:: Available data ::
------------

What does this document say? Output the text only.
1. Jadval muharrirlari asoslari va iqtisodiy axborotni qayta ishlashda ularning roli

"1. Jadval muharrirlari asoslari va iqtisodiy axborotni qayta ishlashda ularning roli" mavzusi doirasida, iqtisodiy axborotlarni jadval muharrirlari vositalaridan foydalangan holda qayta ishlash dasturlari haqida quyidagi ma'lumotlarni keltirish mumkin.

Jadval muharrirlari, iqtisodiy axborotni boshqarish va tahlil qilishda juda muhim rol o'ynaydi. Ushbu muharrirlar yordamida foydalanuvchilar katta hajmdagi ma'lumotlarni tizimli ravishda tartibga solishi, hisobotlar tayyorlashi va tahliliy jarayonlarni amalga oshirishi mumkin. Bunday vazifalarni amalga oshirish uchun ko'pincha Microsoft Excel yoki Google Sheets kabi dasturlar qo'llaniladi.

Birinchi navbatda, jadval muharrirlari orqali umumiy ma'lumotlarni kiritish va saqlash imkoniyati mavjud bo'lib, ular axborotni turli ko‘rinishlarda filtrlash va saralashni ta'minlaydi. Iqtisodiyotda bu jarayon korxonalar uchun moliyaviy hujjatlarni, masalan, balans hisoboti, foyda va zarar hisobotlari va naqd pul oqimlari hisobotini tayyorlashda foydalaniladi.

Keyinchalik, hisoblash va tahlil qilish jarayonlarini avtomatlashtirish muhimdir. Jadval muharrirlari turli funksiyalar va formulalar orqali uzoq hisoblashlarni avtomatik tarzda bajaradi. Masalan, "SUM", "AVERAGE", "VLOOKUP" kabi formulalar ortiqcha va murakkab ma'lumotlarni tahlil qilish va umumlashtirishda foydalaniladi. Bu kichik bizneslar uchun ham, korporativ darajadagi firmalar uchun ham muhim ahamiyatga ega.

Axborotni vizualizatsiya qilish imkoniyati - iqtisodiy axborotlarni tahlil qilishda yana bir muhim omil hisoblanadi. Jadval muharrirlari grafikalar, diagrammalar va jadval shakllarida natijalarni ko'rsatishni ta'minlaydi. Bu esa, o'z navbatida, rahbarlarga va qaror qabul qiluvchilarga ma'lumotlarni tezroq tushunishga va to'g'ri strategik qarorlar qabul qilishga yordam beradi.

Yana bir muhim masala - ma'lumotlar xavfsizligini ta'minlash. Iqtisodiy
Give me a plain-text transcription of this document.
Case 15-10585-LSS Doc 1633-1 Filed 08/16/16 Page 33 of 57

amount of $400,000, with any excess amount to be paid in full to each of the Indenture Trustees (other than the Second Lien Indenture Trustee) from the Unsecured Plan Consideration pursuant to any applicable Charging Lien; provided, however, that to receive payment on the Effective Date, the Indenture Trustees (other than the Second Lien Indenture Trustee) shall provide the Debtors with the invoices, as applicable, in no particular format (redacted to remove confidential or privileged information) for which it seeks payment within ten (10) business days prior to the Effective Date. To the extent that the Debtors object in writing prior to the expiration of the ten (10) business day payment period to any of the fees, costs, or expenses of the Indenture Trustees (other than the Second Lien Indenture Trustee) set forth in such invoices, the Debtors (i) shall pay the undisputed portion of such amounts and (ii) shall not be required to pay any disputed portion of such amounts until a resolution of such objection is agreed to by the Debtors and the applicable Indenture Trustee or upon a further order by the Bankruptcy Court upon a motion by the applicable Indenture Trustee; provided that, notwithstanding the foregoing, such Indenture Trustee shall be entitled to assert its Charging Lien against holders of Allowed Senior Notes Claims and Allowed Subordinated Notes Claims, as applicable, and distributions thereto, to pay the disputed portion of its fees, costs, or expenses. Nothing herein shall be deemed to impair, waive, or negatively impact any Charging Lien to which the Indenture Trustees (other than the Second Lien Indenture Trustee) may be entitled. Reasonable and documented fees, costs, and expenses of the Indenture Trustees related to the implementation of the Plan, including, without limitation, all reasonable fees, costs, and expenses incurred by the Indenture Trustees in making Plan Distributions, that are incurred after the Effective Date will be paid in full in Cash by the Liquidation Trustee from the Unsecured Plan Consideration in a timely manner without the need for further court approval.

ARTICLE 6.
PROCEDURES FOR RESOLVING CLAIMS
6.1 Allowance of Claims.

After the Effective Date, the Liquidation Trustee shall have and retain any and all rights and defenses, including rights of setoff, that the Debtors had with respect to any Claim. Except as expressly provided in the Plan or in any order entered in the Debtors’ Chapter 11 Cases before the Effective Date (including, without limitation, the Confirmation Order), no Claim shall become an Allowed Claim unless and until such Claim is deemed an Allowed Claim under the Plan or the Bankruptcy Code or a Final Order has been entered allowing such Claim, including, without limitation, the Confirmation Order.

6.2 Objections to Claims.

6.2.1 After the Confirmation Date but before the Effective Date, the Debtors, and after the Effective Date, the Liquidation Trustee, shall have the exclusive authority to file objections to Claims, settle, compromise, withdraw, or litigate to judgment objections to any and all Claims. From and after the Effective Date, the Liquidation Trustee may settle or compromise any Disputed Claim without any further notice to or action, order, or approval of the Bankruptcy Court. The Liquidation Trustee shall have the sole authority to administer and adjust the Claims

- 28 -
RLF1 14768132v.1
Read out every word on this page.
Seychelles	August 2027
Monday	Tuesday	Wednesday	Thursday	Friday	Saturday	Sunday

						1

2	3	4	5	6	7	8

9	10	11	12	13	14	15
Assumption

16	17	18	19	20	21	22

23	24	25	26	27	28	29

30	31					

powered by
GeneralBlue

------------

:: Task goal ::
Restate the whole listing exactly, leaving out nothing.

:: Solution below ::
What does this document say? Output the text only.
1. Jadval muharrirlari asoslari va iqtisodiy axborotni qayta ishlashda ularning roli

"1. Jadval muharrirlari asoslari va iqtisodiy axborotni qayta ishlashda ularning roli" mavzusi doirasida, iqtisodiy axborotlarni jadval muharrirlari vositalaridan foydalangan holda qayta ishlash dasturlari haqida quyidagi ma'lumotlarni keltirish mumkin.

Jadval muharrirlari, iqtisodiy axborotni boshqarish va tahlil qilishda juda muhim rol o'ynaydi. Ushbu muharrirlar yordamida foydalanuvchilar katta hajmdagi ma'lumotlarni tizimli ravishda tartibga solishi, hisobotlar tayyorlashi va tahliliy jarayonlarni amalga oshirishi mumkin. Bunday vazifalarni amalga oshirish uchun ko'pincha Microsoft Excel yoki Google Sheets kabi dasturlar qo'llaniladi.

Birinchi navbatda, jadval muharrirlari orqali umumiy ma'lumotlarni kiritish va saqlash imkoniyati mavjud bo'lib, ular axborotni turli ko‘rinishlarda filtrlash va saralashni ta'minlaydi. Iqtisodiyotda bu jarayon korxonalar uchun moliyaviy hujjatlarni, masalan, balans hisoboti, foyda va zarar hisobotlari va naqd pul oqimlari hisobotini tayyorlashda foydalaniladi.

Keyinchalik, hisoblash va tahlil qilish jarayonlarini avtomatlashtirish muhimdir. Jadval muharrirlari turli funksiyalar va formulalar orqali uzoq hisoblashlarni avtomatik tarzda bajaradi. Masalan, "SUM", "AVERAGE", "VLOOKUP" kabi formulalar ortiqcha va murakkab ma'lumotlarni tahlil qilish va umumlashtirishda foydalaniladi. Bu kichik bizneslar uchun ham, korporativ darajadagi firmalar uchun ham muhim ahamiyatga ega.

Axborotni vizualizatsiya qilish imkoniyati - iqtisodiy axborotlarni tahlil qilishda yana bir muhim omil hisoblanadi. Jadval muharrirlari grafikalar, diagrammalar va jadval shakllarida natijalarni ko'rsatishni ta'minlaydi. Bu esa, o'z navbatida, rahbarlarga va qaror qabul qiluvchilarga ma'lumotlarni tezroq tushunishga va to'g'ri strategik qarorlar qabul qilishga yordam beradi.

Yana bir muhim masala - ma'lumotlar xavfsizligini ta'minlash. Iqtisodiy
Give me a plain-text transcription of this document.
Case 15-10585-LSS Doc 1633-1 Filed 08/16/16 Page 33 of 57

amount of $400,000, with any excess amount to be paid in full to each of the Indenture Trustees (other than the Second Lien Indenture Trustee) from the Unsecured Plan Consideration pursuant to any applicable Charging Lien; provided, however, that to receive payment on the Effective Date, the Indenture Trustees (other than the Second Lien Indenture Trustee) shall provide the Debtors with the invoices, as applicable, in no particular format (redacted to remove confidential or privileged information) for which it seeks payment within ten (10) business days prior to the Effective Date. To the extent that the Debtors object in writing prior to the expiration of the ten (10) business day payment period to any of the fees, costs, or expenses of the Indenture Trustees (other than the Second Lien Indenture Trustee) set forth in such invoices, the Debtors (i) shall pay the undisputed portion of such amounts and (ii) shall not be required to pay any disputed portion of such amounts until a resolution of such objection is agreed to by the Debtors and the applicable Indenture Trustee or upon a further order by the Bankruptcy Court upon a motion by the applicable Indenture Trustee; provided that, notwithstanding the foregoing, such Indenture Trustee shall be entitled to assert its Charging Lien against holders of Allowed Senior Notes Claims and Allowed Subordinated Notes Claims, as applicable, and distributions thereto, to pay the disputed portion of its fees, costs, or expenses. Nothing herein shall be deemed to impair, waive, or negatively impact any Charging Lien to which the Indenture Trustees (other than the Second Lien Indenture Trustee) may be entitled. Reasonable and documented fees, costs, and expenses of the Indenture Trustees related to the implementation of the Plan, including, without limitation, all reasonable fees, costs, and expenses incurred by the Indenture Trustees in making Plan Distributions, that are incurred after the Effective Date will be paid in full in Cash by the Liquidation Trustee from the Unsecured Plan Consideration in a timely manner without the need for further court approval.

ARTICLE 6.
PROCEDURES FOR RESOLVING CLAIMS
6.1 Allowance of Claims.

After the Effective Date, the Liquidation Trustee shall have and retain any and all rights and defenses, including rights of setoff, that the Debtors had with respect to any Claim. Except as expressly provided in the Plan or in any order entered in the Debtors’ Chapter 11 Cases before the Effective Date (including, without limitation, the Confirmation Order), no Claim shall become an Allowed Claim unless and until such Claim is deemed an Allowed Claim under the Plan or the Bankruptcy Code or a Final Order has been entered allowing such Claim, including, without limitation, the Confirmation Order.

6.2 Objections to Claims.

6.2.1 After the Confirmation Date but before the Effective Date, the Debtors, and after the Effective Date, the Liquidation Trustee, shall have the exclusive authority to file objections to Claims, settle, compromise, withdraw, or litigate to judgment objections to any and all Claims. From and after the Effective Date, the Liquidation Trustee may settle or compromise any Disputed Claim without any further notice to or action, order, or approval of the Bankruptcy Court. The Liquidation Trustee shall have the sole authority to administer and adjust the Claims

- 28 -
RLF1 14768132v.1
Read out every word on this page.
Seychelles	August 2027
Monday	Tuesday	Wednesday	Thursday	Friday	Saturday	Sunday

						1

2	3	4	5	6	7	8

9	10	11	12	13	14	15
Assumption

16	17	18	19	20	21	22

23	24	25	26	27	28	29

30	31					

powered by
GeneralBlue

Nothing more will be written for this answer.